[JOB]
Without including any pictures, write out the listing below exactly.

=====

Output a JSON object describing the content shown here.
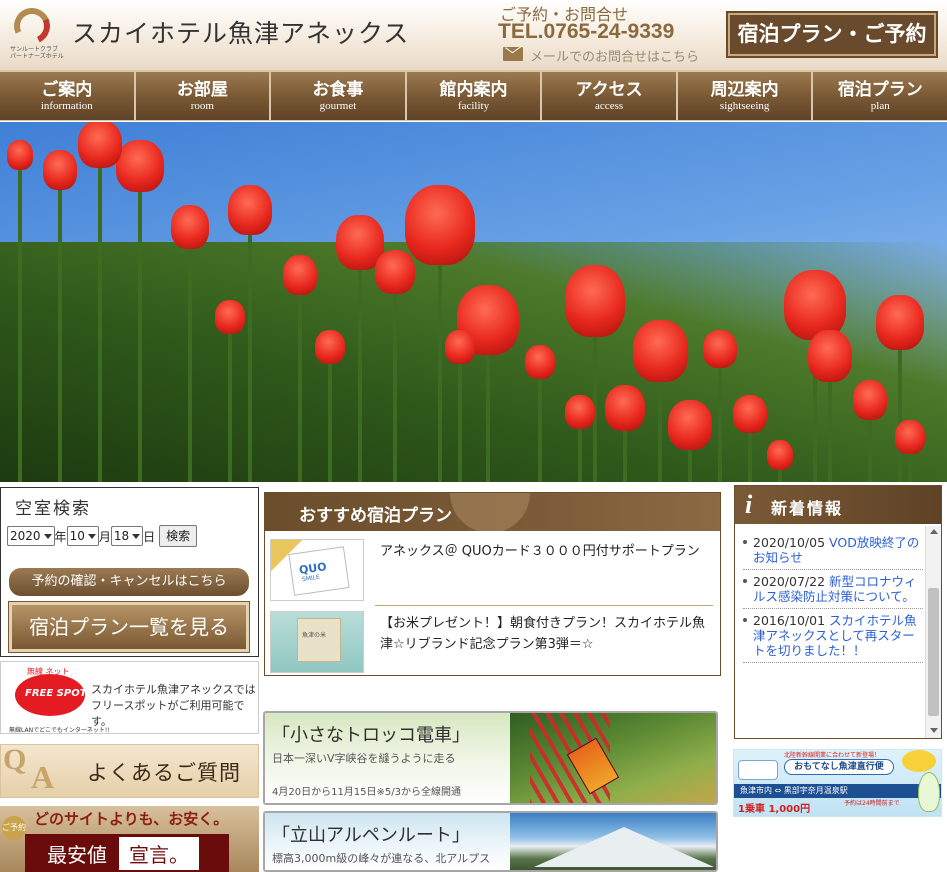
{
  "header": {
    "club_line1": "サンルートクラブ",
    "club_line2": "パートナーズホテル",
    "site_title": "スカイホテル魚津アネックス",
    "contact_label": "ご予約・お問合せ",
    "tel": "TEL.0765-24-9339",
    "mail_link": "メールでのお問合せはこちら",
    "book_button": "宿泊プラン・ご予約"
  },
  "nav": [
    {
      "jp": "ご案内",
      "en": "information"
    },
    {
      "jp": "お部屋",
      "en": "room"
    },
    {
      "jp": "お食事",
      "en": "gourmet"
    },
    {
      "jp": "館内案内",
      "en": "facility"
    },
    {
      "jp": "アクセス",
      "en": "access"
    },
    {
      "jp": "周辺案内",
      "en": "sightseeing"
    },
    {
      "jp": "宿泊プラン",
      "en": "plan"
    }
  ],
  "search": {
    "title": "空室検索",
    "year": "2020",
    "month": "10",
    "day": "18",
    "year_unit": "年",
    "month_unit": "月",
    "day_unit": "日",
    "search_button": "検索",
    "confirm_button": "予約の確認・キャンセルはこちら",
    "planlist_button": "宿泊プラン一覧を見る"
  },
  "freespot": {
    "top_text": "無線 ネット",
    "logo_text": "FREE SPOT",
    "foot_text": "無線LANでどこでもインターネット!!",
    "description": "スカイホテル魚津アネックスではフリースポットがご利用可能です。"
  },
  "faq": {
    "q": "Q",
    "a": "A",
    "label": "よくあるご質問"
  },
  "lowest": {
    "top_text": "どのサイトよりも、お安く。",
    "badge": "ご予約",
    "word1": "最安値",
    "word2": "宣言。"
  },
  "recommended": {
    "title": "おすすめ宿泊プラン",
    "plans": [
      {
        "text": "アネックス＠ QUOカード３０００円付サポートプラン"
      },
      {
        "text": "【お米プレゼント！】朝食付きプラン！スカイホテル魚津☆リブランド記念プラン第3弾＝☆"
      }
    ],
    "quo_logo": "QUO",
    "quo_sub": "SMILE",
    "rice_label": "魚津の米"
  },
  "banners": {
    "torokko": {
      "title": "「小さなトロッコ電車」",
      "sub": "日本一深いV字峡谷を縫うように走る",
      "foot": "4月20日から11月15日※5/3から全線開通"
    },
    "alpen": {
      "title": "「立山アルペンルート」",
      "sub": "標高3,000m級の峰々が連なる、北アルプス"
    }
  },
  "news": {
    "icon": "i",
    "title": "新着情報",
    "items": [
      {
        "date": "2020/10/05",
        "link": "VOD放映終了のお知らせ"
      },
      {
        "date": "2020/07/22",
        "link": "新型コロナウィルス感染防止対策について。"
      },
      {
        "date": "2016/10/01",
        "link": "スカイホテル魚津アネックスとして再スタートを切りました！！"
      }
    ]
  },
  "shuttle": {
    "top": "北陸新幹線開業に合わせて新登場！",
    "title": "おもてなし魚津直行便",
    "route": "魚津市内 ⇔ 黒部宇奈月温泉駅",
    "price": "1乗車 1,000円",
    "note": "予約は24時間前まで"
  }
}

=====

[THE ANSWER]
Output a JSON object describing the content shown here.
{
  "header": {
    "club_line1": "サンルートクラブ",
    "club_line2": "パートナーズホテル",
    "site_title": "スカイホテル魚津アネックス",
    "contact_label": "ご予約・お問合せ",
    "tel": "TEL.0765-24-9339",
    "mail_link": "メールでのお問合せはこちら",
    "book_button": "宿泊プラン・ご予約"
  },
  "nav": [
    {
      "jp": "ご案内",
      "en": "information"
    },
    {
      "jp": "お部屋",
      "en": "room"
    },
    {
      "jp": "お食事",
      "en": "gourmet"
    },
    {
      "jp": "館内案内",
      "en": "facility"
    },
    {
      "jp": "アクセス",
      "en": "access"
    },
    {
      "jp": "周辺案内",
      "en": "sightseeing"
    },
    {
      "jp": "宿泊プラン",
      "en": "plan"
    }
  ],
  "search": {
    "title": "空室検索",
    "year": "2020",
    "month": "10",
    "day": "18",
    "year_unit": "年",
    "month_unit": "月",
    "day_unit": "日",
    "search_button": "検索",
    "confirm_button": "予約の確認・キャンセルはこちら",
    "planlist_button": "宿泊プラン一覧を見る"
  },
  "freespot": {
    "top_text": "無線 ネット",
    "logo_text": "FREE SPOT",
    "foot_text": "無線LANでどこでもインターネット!!",
    "description": "スカイホテル魚津アネックスではフリースポットがご利用可能です。"
  },
  "faq": {
    "q": "Q",
    "a": "A",
    "label": "よくあるご質問"
  },
  "lowest": {
    "top_text": "どのサイトよりも、お安く。",
    "badge": "ご予約",
    "word1": "最安値",
    "word2": "宣言。"
  },
  "recommended": {
    "title": "おすすめ宿泊プラン",
    "plans": [
      {
        "text": "アネックス＠ QUOカード３０００円付サポートプラン"
      },
      {
        "text": "【お米プレゼント！】朝食付きプラン！スカイホテル魚津☆リブランド記念プラン第3弾＝☆"
      }
    ],
    "quo_logo": "QUO",
    "quo_sub": "SMILE",
    "rice_label": "魚津の米"
  },
  "banners": {
    "torokko": {
      "title": "「小さなトロッコ電車」",
      "sub": "日本一深いV字峡谷を縫うように走る",
      "foot": "4月20日から11月15日※5/3から全線開通"
    },
    "alpen": {
      "title": "「立山アルペンルート」",
      "sub": "標高3,000m級の峰々が連なる、北アルプス"
    }
  },
  "news": {
    "icon": "i",
    "title": "新着情報",
    "items": [
      {
        "date": "2020/10/05",
        "link": "VOD放映終了のお知らせ"
      },
      {
        "date": "2020/07/22",
        "link": "新型コロナウィルス感染防止対策について。"
      },
      {
        "date": "2016/10/01",
        "link": "スカイホテル魚津アネックスとして再スタートを切りました！！"
      }
    ]
  },
  "shuttle": {
    "top": "北陸新幹線開業に合わせて新登場！",
    "title": "おもてなし魚津直行便",
    "route": "魚津市内 ⇔ 黒部宇奈月温泉駅",
    "price": "1乗車 1,000円",
    "note": "予約は24時間前まで"
  }
}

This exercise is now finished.